## [EXTRACT TO READ]
· · · · ·

Members of the Midlands Asian-American community talk about the recent violence and shootings in Atlanta.

COLUMBIA, S.C. — On March 16, a gunman in Atlanta, killed eight people at three businesses, six of those killed were Asian women. 

An elderly Asian woman in San Francisco was punched in the head while she was standing on the street.  

Events like these, and others, highlight some of what is happening across the county to members of the Asian-American community.   

Many in the Asian-American community believe these issues go deeper than surface-level verbal hate and violence and spoke out about it and what they think is key to a better understanding.  

Educators in the Asian-American community talked about their personal experiences living in the United States and some of the discrimination they have faced. 

“I feel a mutual understanding is not there," says Lin Ko who first came to the United States in 1989. She spent 23 years working as a branch manager for the Richland County Library.

“When I first came here, I was making a cup of tea," Ko says, "I had tea leaves in a glass cup and one of my coworkers asked 'who is cooking spinach in the cup?' That immediately clicked with me- ‘I need to do something.’”

· · · · ·

## [WHAT THE EXERCISE ASKS]
Reproduce word for word the passage of the article on the Midlands Asian-American community that opens with the words containing "Members of the Midlands" and closes with "were Asian women.".

· · · · ·

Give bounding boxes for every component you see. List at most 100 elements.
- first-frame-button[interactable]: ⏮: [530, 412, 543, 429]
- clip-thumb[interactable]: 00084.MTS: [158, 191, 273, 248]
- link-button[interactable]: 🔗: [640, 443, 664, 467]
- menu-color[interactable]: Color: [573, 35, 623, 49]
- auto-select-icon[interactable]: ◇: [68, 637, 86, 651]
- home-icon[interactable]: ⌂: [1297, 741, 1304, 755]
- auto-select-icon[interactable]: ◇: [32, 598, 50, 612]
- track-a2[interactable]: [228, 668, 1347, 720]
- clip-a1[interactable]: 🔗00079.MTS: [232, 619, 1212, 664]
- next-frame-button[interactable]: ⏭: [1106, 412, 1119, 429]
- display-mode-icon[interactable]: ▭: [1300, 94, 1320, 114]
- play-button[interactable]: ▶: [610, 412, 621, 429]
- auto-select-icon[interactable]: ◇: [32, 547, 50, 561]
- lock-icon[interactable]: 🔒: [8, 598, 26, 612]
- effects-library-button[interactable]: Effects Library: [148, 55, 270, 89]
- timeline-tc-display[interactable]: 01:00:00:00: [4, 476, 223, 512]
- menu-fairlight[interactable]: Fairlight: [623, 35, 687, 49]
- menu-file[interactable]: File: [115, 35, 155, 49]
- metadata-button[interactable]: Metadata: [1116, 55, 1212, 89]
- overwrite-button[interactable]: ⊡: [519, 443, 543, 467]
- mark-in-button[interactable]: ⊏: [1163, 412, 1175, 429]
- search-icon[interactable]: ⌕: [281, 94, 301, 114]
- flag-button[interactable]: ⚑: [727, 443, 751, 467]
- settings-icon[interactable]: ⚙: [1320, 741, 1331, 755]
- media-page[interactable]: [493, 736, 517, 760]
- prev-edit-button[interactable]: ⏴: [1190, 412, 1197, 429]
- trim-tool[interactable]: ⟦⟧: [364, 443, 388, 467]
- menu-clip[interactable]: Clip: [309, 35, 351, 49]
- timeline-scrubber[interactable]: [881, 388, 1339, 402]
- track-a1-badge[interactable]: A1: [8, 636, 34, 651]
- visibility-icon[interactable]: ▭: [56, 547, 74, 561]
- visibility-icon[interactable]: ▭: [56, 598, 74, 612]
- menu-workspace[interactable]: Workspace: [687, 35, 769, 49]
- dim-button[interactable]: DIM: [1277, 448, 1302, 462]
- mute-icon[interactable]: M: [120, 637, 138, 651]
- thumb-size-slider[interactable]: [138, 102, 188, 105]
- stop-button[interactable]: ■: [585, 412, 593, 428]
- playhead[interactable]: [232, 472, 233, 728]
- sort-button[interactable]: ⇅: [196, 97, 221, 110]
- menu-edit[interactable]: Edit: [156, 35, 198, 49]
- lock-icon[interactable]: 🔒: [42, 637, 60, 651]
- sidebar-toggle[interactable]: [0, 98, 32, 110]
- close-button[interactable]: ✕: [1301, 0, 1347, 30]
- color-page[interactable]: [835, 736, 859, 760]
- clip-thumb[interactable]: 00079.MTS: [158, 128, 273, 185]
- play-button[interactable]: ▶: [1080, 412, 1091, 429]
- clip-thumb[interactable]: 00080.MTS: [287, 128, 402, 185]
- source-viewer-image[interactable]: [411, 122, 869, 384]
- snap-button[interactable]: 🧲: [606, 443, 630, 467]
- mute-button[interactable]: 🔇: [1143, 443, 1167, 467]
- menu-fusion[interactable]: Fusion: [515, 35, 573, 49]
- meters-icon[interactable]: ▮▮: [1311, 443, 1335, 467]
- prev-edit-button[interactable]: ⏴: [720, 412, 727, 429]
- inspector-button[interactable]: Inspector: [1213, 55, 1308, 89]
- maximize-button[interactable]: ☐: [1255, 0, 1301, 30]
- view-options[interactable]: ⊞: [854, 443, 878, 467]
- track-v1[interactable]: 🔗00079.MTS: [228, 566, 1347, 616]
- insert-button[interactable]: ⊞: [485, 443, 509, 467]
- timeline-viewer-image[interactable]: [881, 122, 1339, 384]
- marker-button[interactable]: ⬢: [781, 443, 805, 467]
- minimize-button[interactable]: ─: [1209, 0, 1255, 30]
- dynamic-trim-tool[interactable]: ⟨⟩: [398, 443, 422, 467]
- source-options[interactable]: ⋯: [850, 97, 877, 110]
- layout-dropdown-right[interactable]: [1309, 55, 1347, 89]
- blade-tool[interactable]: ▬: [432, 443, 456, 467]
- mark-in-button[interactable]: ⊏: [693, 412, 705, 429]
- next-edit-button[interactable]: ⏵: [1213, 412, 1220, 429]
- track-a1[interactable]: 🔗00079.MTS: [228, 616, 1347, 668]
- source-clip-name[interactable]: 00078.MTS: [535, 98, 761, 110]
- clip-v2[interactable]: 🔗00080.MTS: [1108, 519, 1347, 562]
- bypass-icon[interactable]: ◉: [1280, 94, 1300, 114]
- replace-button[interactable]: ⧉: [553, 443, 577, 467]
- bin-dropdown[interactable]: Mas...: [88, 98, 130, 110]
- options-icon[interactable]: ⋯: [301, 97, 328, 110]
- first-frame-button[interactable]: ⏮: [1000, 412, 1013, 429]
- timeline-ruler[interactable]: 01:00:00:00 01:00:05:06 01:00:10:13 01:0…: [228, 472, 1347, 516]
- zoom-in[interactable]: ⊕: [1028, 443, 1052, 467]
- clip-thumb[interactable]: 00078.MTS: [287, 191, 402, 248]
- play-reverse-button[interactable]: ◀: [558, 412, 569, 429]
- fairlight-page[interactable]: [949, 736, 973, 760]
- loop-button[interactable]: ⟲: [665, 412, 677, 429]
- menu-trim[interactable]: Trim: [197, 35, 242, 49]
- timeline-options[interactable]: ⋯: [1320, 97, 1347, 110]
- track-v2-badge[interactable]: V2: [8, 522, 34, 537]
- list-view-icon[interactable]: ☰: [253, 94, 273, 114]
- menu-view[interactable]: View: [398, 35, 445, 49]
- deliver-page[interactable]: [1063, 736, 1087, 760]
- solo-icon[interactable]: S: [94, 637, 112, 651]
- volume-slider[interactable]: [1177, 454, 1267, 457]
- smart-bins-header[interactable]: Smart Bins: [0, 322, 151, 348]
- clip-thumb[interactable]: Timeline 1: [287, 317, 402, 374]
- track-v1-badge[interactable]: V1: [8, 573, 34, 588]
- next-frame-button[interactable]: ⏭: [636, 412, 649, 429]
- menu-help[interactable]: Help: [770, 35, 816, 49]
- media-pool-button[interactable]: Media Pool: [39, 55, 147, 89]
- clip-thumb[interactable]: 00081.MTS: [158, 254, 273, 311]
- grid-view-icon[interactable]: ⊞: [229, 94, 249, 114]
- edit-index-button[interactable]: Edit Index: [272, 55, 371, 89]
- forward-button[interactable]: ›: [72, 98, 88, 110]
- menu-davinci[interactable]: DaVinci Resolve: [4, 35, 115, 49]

· · · · ·

## [SOLUTION]
Members of the Midlands Asian-American community talk about the recent violence and shootings in Atlanta.

COLUMBIA, S.C. — On March 16, a gunman in Atlanta, killed eight people at three businesses, six of those killed were Asian women.